» Study questions:
A) In the post about Apple's new $299 iPad for schools, what price will schools pay for the optional Apple Pencil?
B) Rewrite the paragraph of the post about Apple's new $299 iPad for schools that begins "At its education event in Chicago today" as a short bulleted list that keeps its main facts.
C) What comes next in the post about Apple's new $299 iPad for schools? Continue it from where it stops.

» Document passage:
Apple Announces New $299 iPad With Pencil Support For Schools (theverge.com)
At its education event in Chicago today, Apple introduced a refreshed 9.7-inch iPad with Apple Pencil support. "The updated iPad will be available in Apple stores today, in silver, space gray, and a new gold finish," reports The Verge. "The tablet will include Touch ID, an HD FaceTime camera, 10 hours of battery life, an 8-megapixel rear camera, LTE option, and Apple's A10 Fusion chip." From the report: Apple previously lowered the price of its 9.7-inch iPad last year, with a base model starting at $329, but today it's going a step further for students. Apple is offering the new iPad to schools priced at $299 and to consumers for $329. The optional Apple Pencil will be priced at $89 for schools and the regular $99 price for consumers. This is obviously not the $259 budget iPad pricing that was rumored, but it does make it a little more affordable to students and teachers. This new iPad will be a key addition to Apple's lineup as it seeks to fight back against Google's Chromebooks. Apple's iPads and Mac laptops reigned supreme in U.S. classrooms only five years ago, accounting for half of all mobile devices shipped to schools in 2013. Apple has now slipped behind both Google and Microsoft in U.S. schools, and Chromebooks are dominating classrooms with nearly 60 percent of shipments in the U.S. Apple had some other non-hardware, education-themed announcements at its event today. "Apple demonstrated Smart Annotation, which allows teachers to mark up reports in Pages directly, and the company promised new versions of its iWork apps like Pages, Numbers, and Keynote that support the Apple Pencil," reports The Verge. "Teachers will also be able to use Macs to create digital books for their classrooms, and Apple is building a books creator into the Pages app." The company also announced a new augmented reality app called Froggipedia that lets students virtually dissect frogs using an Apple Pencil. The free iCloud offering for students has also been bumped up from 5GB to 200GB.
Yeah, I think he meant if the primary UI requires a stylus then it sucks. This, supposedly, is turning an iPad into a *more* useful drawing, editing tool.
Besides that, a $90 stylus that (unless apple forgot to announce it) has no way to attach to the ipad is overpriced and far too easily lost. How well do they really think that will go over? Once again, they ensure no one will use it.
Yeah I have several problems it the Apple Pencil.
1) Round so it easily rolls off tables if you set it down. They made it pretty instead of functional.
2) The iPad isn't designed with a place to store it when not in use rendering it clumsy to transport
3) Unless you are a fairly specific kind of artist (I'm not) the app support SUCKS. I'm an engineer and I can conceive of lots of uses for something like this but Apple isn't making it easy.

» Material provided:
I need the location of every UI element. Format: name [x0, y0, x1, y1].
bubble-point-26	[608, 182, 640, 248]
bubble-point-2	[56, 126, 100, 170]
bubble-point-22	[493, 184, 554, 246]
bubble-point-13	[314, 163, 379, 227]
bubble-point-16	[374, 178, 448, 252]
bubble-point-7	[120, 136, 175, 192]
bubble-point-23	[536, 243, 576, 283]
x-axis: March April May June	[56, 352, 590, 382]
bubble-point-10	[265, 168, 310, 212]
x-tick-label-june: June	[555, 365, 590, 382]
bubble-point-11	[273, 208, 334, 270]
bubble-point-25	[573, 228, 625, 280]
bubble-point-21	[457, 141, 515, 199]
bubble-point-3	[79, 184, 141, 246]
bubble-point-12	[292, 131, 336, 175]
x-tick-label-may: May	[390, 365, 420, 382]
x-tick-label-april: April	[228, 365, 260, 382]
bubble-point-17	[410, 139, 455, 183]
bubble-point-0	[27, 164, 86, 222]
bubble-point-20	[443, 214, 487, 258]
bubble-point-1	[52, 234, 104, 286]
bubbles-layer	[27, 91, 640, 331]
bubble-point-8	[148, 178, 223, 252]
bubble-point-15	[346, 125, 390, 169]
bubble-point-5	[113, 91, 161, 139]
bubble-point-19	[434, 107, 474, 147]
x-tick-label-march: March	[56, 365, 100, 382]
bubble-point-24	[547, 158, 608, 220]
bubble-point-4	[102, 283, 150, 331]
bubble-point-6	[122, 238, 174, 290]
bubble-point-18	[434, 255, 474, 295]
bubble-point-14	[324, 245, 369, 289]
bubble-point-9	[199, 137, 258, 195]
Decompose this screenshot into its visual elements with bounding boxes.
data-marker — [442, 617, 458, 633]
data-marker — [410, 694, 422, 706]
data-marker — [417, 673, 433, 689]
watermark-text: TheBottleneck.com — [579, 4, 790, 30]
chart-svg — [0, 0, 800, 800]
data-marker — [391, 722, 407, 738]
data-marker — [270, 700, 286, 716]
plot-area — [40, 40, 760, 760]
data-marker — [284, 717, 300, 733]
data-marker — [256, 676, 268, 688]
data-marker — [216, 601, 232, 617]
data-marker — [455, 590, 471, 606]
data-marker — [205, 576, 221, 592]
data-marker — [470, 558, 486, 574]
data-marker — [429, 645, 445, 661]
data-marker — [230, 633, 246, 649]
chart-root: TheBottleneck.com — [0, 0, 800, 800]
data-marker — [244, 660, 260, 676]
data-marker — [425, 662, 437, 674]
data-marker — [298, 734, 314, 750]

» Solved problems:
A) $89.

B)
- At its education event in Chicago, Apple introduced a refreshed 9.7-inch iPad with Apple Pencil support. It is available in Apple stores the same day in silver, space gray, and a new gold finish.
- Features: Touch ID, an HD FaceTime camera, 10 hours of battery life, an 8-megapixel rear camera, an LTE option, and the A10 Fusion chip.
- Price: $299 for schools and $329 for consumers. The Apple Pencil costs $89 for schools and $99 for consumers. This is not the rumored $259, but it is a little more affordable for students and teachers.
- The iPad is meant to compete with Google's Chromebooks. In 2013, iPads and Mac laptops made up half of all mobile devices shipped to U.S. schools. Apple now trails Google and Microsoft, and Chromebooks account for nearly 60 percent of U.S. shipments.
- Other announcements:
  - Smart Annotation lets teachers mark up reports directly in Pages.
  - New versions of Pages, Numbers, and Keynote will support the Apple Pencil.
  - Teachers can create digital books on Macs, and a books creator is being built into Pages.
  - Froggipedia is an augmented reality app in which students virtually dissect frogs with an Apple Pencil.
  - Free iCloud storage for students rises from 5GB to 200GB.

C)
4) Far too expensive for something that is easy to loose and can't be stored easily
5) Did I mention the apps SUCK. Even for note taking which should be the most obvious thing in the world.
I also have beef with the iPads for similar reasons
1) Why are the icons stored in the same spacing as on an iPhone with WAY too much space in between
2) The apps are either redundant to my iPhone or SUCK for anything more useful like taking notes or doing engineering.
3) The cases are annoying and by and large suck. I really don't like the most common cases and Apple clearly thinks of cases and keyboards as an afterthought at best.
I'd love to get something like an iPad but they simply haven't bothered to work on anything that is a viable use case for me. They just supersized my iPhone and didn't really bother to take advantage of the larger form factor in any serious way.
Unfortunately Apple is still way behind the ball on the granular parental restrictions that Android offers if they want to compete. The exact same parental nanny application, FamilyTime.io, on an Android, not only lets me set schedules for when my child can use their applications, but it will let me specify exactly WHICH apps they are allowed to use and which ones they are not during those schedules. On IOS my options include : Safari, Camera, Siri Dictation, iTunes Store, in-app purchases, and ---> ALL OTHER APPS. This means that if my child needs access to lets say the 'Remind' app, during school hours, I also have to give the child access to text messaging, skype, games, and another other stupid shit they happen to have just because the teachers heavily use 'Infinite Campus', and 'Remind' for academia. Whereas the _exact_same_ utility on Android lets me literally say yes/no to every installed app on the device. Many comunication with the developer indicate the fault lies DIRECTLY with APPLE.
Logitech has one for $49 for the iPad... also keyboard and case.
https://www.macrumors.com/2018...
I don't read your sig. Why are you reading mine?